For several years RMSProp was the default optimizer when something better than vanilla SGD was needed. The first major demonstration was the DQN paper (Mnih et al., Nature 2015). After Adam landed in 2015, most new work moved over.
| Year | Event |
|---|---|
| 1993 | Riedmiller & Braun publish rprop, the conceptual predecessor. |
| 2011 | Duchi, Hazan & Singer publish AdaGrad. |
| 2012 (Oct) | Hinton lectures on RMSProp in Coursera Neural Networks for Machine Learning, lecture 6e. |
| 2012 (Dec) | Zeiler posts AdaDelta on arXiv, independently arriving at an exponentially decayed accumulator. |
| 2013 | Alex Graves uses centered RMSProp for handwriting and text generation RNNs. |
| 2014 | Kingma & Ba post the Adam preprint, framing it as RMSProp with momentum and bias correction. |
| 2015 | Mnih et al. publish Human-level control through deep reinforcement learning in Nature; DQN uses RMSProp. |
| 2016 | Mnih et al. release A3C; the asynchronous version uses a shared RMSProp accumulator across workers. |
| 2017 | Arjovsky et al. publish Wasserstein GAN; explicitly recommends RMSProp over Adam for the critic. |
| 2017 (Nov) | Loshchilov & Hutter post AdamW, after which AdamW becomes the standard for transformer training. |
| 2018+ | RMSProp recedes as a default for new architectures but remains common for reinforcement learning baselines and reproductions of older papers. |
RMSProp is a per-parameter optimizer. For each scalar parameter θ with gradient g at the current step, it keeps a running estimate v of the squared gradient and uses the square root of that estimate to scale the step.
Let θₜ be the parameter at step t, gₜ the gradient of the loss with respect to θₜ, ρ a decay coefficient (often called γ or β₂), α the global learning rate, and ε a small constant for numerical stability.
v_t = ρ · v_{t-1} + (1 - ρ) · g_t²
θ_{t+1} = θ_t - α · g_t / (sqrt(v_t) + ε)

Exercise aim =>
Copy the stretch of the RMSProp history from "For several years" through "work moved over.", substituting "plain SGD" for "vanilla SGD".

Raw records =>
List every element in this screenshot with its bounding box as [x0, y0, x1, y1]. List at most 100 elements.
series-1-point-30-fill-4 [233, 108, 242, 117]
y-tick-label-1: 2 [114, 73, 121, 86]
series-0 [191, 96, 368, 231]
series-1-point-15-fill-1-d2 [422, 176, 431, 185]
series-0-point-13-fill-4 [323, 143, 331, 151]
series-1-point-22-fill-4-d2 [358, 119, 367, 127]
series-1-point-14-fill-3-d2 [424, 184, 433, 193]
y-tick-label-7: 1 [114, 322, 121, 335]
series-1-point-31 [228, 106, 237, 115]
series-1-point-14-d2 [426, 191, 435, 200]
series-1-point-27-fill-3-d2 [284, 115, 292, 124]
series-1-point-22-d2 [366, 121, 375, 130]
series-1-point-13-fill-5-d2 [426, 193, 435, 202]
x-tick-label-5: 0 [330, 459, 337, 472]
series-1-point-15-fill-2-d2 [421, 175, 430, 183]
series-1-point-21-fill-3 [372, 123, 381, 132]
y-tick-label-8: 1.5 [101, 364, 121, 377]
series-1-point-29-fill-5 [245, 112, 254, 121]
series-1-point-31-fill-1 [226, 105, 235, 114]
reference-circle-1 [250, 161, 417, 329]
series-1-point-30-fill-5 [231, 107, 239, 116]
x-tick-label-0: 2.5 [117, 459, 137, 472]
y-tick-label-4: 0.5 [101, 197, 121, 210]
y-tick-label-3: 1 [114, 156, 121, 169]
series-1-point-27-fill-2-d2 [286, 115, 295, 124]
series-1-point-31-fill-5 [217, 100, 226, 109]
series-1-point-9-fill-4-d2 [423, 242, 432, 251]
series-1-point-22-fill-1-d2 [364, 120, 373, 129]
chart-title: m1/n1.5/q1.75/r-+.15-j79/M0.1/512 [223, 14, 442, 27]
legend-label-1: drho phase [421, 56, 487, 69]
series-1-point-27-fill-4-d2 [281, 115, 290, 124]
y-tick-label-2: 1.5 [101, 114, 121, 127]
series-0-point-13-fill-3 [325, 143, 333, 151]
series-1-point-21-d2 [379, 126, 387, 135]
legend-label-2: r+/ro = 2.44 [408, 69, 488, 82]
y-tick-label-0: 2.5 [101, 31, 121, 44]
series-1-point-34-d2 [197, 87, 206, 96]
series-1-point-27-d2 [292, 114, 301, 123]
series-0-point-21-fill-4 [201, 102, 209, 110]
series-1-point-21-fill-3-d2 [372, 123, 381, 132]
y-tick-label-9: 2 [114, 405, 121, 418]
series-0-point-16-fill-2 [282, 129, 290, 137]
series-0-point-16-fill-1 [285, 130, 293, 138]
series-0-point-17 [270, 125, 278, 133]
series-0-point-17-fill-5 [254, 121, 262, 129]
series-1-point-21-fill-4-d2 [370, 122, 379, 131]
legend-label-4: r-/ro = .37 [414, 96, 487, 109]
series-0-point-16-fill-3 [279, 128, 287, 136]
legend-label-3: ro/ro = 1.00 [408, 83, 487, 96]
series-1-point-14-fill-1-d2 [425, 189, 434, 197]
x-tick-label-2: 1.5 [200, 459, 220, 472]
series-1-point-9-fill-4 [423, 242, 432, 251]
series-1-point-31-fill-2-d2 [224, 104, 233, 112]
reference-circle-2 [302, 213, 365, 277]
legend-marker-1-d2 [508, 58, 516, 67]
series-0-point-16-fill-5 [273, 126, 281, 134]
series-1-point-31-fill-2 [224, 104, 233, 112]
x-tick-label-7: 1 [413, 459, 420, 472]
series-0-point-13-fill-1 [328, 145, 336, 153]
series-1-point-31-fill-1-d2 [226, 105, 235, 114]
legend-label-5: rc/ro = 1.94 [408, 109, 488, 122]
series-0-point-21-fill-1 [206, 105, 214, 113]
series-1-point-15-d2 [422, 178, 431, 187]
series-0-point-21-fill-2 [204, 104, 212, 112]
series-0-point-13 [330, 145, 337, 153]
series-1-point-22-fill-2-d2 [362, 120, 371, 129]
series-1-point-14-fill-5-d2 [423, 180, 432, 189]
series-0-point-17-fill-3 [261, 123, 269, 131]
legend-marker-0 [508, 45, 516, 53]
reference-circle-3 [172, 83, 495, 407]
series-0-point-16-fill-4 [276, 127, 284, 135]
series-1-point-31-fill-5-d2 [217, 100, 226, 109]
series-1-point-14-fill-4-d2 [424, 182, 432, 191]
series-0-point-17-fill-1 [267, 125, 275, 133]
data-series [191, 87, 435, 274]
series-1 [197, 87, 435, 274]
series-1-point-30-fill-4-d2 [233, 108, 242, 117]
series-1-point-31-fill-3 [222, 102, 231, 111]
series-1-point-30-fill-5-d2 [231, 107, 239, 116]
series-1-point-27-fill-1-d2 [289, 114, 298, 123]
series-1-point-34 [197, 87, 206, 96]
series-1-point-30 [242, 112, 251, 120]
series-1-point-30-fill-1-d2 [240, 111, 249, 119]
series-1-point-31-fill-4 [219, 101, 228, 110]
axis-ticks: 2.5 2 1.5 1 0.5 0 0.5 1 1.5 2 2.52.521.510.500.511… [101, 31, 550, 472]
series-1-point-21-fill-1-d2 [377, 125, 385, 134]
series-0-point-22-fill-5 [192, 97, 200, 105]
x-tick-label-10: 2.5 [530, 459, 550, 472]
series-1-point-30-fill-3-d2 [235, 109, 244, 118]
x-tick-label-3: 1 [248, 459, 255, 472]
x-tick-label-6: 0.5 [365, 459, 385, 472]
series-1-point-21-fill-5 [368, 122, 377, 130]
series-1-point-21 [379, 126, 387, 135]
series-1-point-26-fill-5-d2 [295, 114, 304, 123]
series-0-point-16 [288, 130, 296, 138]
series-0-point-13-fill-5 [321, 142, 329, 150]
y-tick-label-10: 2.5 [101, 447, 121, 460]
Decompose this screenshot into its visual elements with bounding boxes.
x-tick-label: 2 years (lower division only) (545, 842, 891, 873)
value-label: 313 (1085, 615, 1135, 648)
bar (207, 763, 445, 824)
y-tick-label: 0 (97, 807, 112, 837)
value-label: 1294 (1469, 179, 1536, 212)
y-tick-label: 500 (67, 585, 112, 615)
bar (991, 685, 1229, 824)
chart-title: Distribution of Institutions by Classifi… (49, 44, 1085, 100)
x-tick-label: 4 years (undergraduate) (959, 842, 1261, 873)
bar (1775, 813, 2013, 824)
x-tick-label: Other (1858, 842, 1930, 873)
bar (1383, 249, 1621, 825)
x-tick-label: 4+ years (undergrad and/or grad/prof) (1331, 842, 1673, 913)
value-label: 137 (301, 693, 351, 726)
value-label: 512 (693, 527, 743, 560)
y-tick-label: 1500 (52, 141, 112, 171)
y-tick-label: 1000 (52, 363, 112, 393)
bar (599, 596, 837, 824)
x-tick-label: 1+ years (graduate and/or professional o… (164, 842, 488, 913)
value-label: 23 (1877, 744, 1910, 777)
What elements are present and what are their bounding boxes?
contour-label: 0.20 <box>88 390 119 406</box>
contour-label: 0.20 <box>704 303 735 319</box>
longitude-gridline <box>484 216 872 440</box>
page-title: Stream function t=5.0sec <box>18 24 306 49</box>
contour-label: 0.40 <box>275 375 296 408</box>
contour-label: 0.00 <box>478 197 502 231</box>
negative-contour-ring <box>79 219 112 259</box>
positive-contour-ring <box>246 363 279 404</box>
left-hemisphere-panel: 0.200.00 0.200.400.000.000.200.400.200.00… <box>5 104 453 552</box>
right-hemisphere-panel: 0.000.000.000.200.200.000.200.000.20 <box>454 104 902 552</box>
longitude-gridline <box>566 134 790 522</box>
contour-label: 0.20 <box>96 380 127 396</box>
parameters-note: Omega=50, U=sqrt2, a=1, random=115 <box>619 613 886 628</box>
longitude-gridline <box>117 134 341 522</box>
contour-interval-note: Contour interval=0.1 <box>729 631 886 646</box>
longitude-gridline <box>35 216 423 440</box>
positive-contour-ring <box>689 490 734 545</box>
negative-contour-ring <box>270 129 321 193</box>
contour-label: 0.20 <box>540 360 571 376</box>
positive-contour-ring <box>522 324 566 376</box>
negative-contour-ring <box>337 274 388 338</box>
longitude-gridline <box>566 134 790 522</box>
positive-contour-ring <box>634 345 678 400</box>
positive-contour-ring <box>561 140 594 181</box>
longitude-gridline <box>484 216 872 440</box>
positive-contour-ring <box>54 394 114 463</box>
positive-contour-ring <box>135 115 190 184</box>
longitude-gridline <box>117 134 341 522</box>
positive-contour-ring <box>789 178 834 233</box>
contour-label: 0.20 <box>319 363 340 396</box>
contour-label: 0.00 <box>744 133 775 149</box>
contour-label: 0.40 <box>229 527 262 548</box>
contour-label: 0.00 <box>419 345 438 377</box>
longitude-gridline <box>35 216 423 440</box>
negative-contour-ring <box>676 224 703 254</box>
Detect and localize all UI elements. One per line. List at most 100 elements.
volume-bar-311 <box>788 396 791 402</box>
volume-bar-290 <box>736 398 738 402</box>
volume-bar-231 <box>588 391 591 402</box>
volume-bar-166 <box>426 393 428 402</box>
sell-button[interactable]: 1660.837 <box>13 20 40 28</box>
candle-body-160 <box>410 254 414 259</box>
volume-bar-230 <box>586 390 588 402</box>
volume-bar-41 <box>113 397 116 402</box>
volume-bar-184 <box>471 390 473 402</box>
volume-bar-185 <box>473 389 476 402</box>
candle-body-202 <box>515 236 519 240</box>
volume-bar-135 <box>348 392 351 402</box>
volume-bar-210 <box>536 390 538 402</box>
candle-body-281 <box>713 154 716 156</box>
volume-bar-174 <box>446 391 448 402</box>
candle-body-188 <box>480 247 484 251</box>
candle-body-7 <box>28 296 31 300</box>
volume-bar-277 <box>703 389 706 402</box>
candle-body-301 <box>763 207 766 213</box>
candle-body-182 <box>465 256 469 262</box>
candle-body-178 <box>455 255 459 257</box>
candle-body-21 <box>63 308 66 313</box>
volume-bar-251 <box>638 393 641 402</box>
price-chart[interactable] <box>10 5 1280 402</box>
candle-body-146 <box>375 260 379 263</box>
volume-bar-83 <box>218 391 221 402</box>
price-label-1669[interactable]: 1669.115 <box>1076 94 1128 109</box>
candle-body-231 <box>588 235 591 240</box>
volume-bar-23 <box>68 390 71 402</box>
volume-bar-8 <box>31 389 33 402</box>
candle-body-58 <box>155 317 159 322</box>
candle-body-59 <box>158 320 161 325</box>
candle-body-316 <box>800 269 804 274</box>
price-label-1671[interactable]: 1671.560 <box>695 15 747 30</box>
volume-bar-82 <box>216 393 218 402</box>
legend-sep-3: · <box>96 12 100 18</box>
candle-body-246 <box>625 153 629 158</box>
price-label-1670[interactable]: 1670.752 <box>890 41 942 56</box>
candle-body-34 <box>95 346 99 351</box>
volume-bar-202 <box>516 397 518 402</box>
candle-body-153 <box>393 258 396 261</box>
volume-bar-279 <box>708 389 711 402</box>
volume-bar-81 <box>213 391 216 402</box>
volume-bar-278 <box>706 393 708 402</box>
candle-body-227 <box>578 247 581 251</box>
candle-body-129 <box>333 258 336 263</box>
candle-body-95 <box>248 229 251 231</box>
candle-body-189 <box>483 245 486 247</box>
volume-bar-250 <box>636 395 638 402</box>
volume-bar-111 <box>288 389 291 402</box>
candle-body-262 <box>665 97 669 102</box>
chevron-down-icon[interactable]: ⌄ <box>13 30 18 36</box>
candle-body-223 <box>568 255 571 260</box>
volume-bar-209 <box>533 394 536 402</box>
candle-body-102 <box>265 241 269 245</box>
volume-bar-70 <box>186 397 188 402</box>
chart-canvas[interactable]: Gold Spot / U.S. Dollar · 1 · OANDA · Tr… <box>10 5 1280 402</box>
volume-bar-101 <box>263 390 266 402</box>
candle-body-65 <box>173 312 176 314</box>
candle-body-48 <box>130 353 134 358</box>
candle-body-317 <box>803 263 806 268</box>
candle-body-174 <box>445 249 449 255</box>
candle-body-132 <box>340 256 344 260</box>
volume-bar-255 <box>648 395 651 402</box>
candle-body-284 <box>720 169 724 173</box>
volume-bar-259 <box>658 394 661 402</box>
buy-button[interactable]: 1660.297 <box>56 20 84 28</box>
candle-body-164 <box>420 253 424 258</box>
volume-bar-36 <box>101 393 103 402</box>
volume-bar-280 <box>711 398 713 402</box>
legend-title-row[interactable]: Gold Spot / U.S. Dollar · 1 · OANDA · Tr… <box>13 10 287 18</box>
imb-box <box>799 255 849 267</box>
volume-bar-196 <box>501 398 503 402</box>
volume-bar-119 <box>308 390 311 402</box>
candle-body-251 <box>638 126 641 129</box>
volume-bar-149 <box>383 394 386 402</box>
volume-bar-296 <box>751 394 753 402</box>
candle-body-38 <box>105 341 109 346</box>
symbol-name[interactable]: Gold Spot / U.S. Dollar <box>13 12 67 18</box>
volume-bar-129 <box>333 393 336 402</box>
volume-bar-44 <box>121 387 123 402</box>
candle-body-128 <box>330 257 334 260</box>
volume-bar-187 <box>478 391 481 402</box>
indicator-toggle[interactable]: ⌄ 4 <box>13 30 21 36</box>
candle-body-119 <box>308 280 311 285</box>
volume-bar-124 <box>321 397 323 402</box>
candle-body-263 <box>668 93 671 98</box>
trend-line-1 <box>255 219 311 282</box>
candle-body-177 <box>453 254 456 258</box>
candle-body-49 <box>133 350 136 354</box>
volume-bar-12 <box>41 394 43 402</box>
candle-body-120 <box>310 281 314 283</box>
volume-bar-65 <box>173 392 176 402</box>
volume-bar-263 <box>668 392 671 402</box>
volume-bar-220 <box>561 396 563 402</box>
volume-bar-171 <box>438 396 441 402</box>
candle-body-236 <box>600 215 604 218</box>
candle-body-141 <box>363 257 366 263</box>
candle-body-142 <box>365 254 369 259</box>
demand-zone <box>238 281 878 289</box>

Task answer =>
For several years RMSProp was the default optimizer when something better than plain SGD was needed. The first major demonstration was the DQN paper (Mnih et al., Nature 2015). After Adam landed in 2015, most new work moved over.